*What needs to be done*
Reproduce the material from its beginning through the line containing "staticText: Add Signature", replacing "Delete" with "Remove" and leaving everything else unchanged.

---------------

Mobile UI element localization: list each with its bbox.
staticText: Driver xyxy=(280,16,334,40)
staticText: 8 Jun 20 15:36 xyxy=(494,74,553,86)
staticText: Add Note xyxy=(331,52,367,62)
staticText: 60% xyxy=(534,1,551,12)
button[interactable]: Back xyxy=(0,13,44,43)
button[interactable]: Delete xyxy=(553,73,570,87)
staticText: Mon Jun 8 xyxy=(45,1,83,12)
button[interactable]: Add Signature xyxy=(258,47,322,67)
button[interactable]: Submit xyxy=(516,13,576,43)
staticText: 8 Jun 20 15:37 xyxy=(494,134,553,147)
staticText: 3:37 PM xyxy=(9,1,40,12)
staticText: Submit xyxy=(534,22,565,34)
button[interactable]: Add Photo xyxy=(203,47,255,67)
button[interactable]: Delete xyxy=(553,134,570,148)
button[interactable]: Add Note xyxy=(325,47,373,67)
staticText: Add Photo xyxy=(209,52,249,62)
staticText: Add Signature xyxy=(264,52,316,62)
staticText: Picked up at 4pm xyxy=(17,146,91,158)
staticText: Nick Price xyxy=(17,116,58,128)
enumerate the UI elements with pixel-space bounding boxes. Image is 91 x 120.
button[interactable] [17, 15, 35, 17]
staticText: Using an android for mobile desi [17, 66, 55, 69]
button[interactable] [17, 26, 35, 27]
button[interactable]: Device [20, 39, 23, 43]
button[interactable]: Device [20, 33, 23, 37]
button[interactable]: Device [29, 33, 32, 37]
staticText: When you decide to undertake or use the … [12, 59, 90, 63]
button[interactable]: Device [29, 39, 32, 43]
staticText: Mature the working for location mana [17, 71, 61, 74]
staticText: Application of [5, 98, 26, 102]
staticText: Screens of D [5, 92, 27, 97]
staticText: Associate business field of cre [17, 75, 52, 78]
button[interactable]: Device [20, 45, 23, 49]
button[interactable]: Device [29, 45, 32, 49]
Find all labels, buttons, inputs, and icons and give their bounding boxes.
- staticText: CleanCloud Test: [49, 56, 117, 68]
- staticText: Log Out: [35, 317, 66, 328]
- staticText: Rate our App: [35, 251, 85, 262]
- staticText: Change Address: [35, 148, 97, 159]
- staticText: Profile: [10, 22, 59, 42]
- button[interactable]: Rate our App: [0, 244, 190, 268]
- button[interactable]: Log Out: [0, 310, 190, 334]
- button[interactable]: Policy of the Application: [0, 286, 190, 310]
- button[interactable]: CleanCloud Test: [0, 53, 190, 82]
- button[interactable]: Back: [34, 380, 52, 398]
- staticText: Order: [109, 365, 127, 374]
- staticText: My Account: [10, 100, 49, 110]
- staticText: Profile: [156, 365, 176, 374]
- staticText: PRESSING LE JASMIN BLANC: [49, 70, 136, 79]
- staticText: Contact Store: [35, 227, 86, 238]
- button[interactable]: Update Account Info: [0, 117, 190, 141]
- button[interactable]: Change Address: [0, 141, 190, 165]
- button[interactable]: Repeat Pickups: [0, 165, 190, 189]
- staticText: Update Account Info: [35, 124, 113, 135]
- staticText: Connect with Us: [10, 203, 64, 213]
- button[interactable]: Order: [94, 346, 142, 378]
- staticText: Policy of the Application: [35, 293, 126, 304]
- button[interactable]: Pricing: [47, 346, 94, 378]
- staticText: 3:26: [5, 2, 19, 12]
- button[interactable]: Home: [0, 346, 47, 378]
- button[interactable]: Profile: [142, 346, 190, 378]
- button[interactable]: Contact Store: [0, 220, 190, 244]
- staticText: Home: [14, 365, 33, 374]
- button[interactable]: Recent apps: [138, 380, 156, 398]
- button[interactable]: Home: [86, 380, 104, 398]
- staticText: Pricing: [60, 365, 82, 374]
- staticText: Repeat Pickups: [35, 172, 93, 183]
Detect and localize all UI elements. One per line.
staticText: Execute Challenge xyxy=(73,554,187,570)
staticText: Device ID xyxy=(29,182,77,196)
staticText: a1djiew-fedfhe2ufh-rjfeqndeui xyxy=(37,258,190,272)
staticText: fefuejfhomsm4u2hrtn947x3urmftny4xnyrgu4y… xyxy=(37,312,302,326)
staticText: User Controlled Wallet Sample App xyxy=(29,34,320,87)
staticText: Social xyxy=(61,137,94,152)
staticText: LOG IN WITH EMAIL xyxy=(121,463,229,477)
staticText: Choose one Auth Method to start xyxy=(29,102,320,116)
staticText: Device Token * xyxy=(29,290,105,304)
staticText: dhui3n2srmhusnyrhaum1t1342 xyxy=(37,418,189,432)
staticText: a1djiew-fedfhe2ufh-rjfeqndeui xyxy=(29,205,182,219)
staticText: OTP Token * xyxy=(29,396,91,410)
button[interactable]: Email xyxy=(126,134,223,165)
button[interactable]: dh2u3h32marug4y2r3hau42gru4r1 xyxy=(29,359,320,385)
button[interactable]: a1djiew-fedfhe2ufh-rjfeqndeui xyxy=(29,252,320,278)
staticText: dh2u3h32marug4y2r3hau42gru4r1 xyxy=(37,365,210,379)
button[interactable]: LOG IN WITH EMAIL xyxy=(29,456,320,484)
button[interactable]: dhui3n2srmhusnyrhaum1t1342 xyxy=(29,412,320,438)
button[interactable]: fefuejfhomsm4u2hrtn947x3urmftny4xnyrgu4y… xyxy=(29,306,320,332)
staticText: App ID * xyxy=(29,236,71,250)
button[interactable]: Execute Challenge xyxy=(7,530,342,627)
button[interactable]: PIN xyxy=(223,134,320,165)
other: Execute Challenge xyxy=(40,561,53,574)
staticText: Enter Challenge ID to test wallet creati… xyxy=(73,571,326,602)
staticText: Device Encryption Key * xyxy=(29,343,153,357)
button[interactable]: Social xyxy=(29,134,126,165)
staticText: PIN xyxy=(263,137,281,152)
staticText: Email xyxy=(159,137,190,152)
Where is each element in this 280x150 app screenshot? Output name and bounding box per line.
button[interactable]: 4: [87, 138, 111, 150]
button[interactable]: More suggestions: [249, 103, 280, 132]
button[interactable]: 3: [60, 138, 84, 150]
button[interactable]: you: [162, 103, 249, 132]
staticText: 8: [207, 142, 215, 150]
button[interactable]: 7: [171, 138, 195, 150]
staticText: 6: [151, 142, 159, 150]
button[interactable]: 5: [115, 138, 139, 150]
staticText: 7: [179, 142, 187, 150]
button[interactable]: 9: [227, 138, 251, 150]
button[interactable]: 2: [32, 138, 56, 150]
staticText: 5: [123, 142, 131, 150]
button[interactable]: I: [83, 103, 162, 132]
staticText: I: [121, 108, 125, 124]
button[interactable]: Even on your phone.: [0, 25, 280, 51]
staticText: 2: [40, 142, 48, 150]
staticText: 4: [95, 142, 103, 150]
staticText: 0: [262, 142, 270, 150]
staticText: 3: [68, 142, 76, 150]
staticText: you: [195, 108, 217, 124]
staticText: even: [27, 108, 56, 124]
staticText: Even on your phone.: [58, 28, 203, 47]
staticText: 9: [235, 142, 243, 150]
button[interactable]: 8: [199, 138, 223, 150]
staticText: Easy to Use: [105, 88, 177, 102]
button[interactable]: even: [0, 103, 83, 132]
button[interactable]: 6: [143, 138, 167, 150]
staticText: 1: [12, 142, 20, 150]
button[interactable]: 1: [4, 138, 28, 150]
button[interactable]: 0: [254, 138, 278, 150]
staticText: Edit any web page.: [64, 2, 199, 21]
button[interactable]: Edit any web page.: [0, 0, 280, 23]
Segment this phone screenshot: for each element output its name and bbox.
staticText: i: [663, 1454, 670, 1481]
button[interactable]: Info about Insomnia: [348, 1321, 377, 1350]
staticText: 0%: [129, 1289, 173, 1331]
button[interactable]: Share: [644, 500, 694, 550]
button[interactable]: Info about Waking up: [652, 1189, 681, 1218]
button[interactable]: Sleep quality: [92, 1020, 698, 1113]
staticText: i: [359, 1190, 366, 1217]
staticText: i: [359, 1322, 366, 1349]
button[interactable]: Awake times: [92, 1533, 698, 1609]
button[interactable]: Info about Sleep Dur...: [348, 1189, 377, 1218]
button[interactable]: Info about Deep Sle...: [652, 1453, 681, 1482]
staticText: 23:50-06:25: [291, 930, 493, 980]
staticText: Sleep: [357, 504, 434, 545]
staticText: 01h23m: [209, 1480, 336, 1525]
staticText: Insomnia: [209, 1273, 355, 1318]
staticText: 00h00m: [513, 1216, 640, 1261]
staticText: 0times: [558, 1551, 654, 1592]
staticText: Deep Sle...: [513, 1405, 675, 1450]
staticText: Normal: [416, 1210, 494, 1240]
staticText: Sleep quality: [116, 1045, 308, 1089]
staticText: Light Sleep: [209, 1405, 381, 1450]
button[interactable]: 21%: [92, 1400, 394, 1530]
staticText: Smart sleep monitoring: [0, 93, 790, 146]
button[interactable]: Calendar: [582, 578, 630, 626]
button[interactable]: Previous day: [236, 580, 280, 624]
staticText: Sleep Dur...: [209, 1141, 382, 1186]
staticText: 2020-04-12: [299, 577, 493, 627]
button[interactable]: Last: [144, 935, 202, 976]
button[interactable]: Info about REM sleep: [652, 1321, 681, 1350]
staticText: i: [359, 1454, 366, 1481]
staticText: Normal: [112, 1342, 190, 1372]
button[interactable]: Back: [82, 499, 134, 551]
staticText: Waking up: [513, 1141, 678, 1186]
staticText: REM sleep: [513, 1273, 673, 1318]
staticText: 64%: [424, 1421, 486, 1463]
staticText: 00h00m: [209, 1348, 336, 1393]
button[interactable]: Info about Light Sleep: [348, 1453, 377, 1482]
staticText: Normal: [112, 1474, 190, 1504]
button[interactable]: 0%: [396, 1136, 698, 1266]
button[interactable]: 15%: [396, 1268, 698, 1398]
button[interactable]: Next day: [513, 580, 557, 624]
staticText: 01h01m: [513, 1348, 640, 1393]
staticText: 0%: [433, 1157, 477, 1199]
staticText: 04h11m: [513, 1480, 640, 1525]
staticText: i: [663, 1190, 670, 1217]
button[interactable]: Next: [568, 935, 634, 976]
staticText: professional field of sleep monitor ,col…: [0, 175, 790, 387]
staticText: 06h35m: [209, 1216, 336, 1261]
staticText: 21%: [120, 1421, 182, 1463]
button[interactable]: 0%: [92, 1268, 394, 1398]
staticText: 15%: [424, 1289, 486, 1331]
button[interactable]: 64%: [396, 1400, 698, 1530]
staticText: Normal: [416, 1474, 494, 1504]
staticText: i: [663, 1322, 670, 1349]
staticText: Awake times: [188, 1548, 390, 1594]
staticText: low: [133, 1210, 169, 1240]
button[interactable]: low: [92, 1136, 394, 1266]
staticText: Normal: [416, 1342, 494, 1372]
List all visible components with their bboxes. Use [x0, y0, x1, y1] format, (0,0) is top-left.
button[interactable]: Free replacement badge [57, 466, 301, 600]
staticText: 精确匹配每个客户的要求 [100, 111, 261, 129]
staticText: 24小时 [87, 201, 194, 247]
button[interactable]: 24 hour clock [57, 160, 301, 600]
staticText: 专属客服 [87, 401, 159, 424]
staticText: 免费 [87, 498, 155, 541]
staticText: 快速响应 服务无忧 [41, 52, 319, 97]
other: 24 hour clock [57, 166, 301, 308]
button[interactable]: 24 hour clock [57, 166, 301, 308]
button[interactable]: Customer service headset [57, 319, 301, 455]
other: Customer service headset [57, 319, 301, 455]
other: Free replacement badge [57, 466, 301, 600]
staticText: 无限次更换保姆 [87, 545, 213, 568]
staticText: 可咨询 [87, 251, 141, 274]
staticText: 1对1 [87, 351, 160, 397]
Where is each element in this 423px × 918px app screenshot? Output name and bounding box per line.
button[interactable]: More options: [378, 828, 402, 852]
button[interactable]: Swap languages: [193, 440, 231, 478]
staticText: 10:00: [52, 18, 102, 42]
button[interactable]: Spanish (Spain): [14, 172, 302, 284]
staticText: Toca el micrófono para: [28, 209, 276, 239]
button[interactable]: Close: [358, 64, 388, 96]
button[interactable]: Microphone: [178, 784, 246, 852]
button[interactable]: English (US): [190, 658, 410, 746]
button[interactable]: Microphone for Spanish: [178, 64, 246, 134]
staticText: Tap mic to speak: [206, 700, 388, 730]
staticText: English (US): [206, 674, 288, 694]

---------------

*Response below*
Mobile UI element localization: list each with its bbox.
staticText: Driver xyxy=(280,16,334,40)
staticText: 8 Jun 20 15:36 xyxy=(494,74,553,86)
staticText: Add Note xyxy=(331,52,367,62)
staticText: 60% xyxy=(534,1,551,12)
button[interactable]: Back xyxy=(0,13,44,43)
button[interactable]: Remove xyxy=(553,73,570,87)
staticText: Mon Jun 8 xyxy=(45,1,83,12)
button[interactable]: Add Signature xyxy=(258,47,322,67)
button[interactable]: Submit xyxy=(516,13,576,43)
staticText: 8 Jun 20 15:37 xyxy=(494,134,553,147)
staticText: 3:37 PM xyxy=(9,1,40,12)
staticText: Submit xyxy=(534,22,565,34)
button[interactable]: Add Photo xyxy=(203,47,255,67)
button[interactable]: Remove xyxy=(553,134,570,148)
button[interactable]: Add Note xyxy=(325,47,373,67)
staticText: Add Photo xyxy=(209,52,249,62)
staticText: Add Signature xyxy=(264,52,316,62)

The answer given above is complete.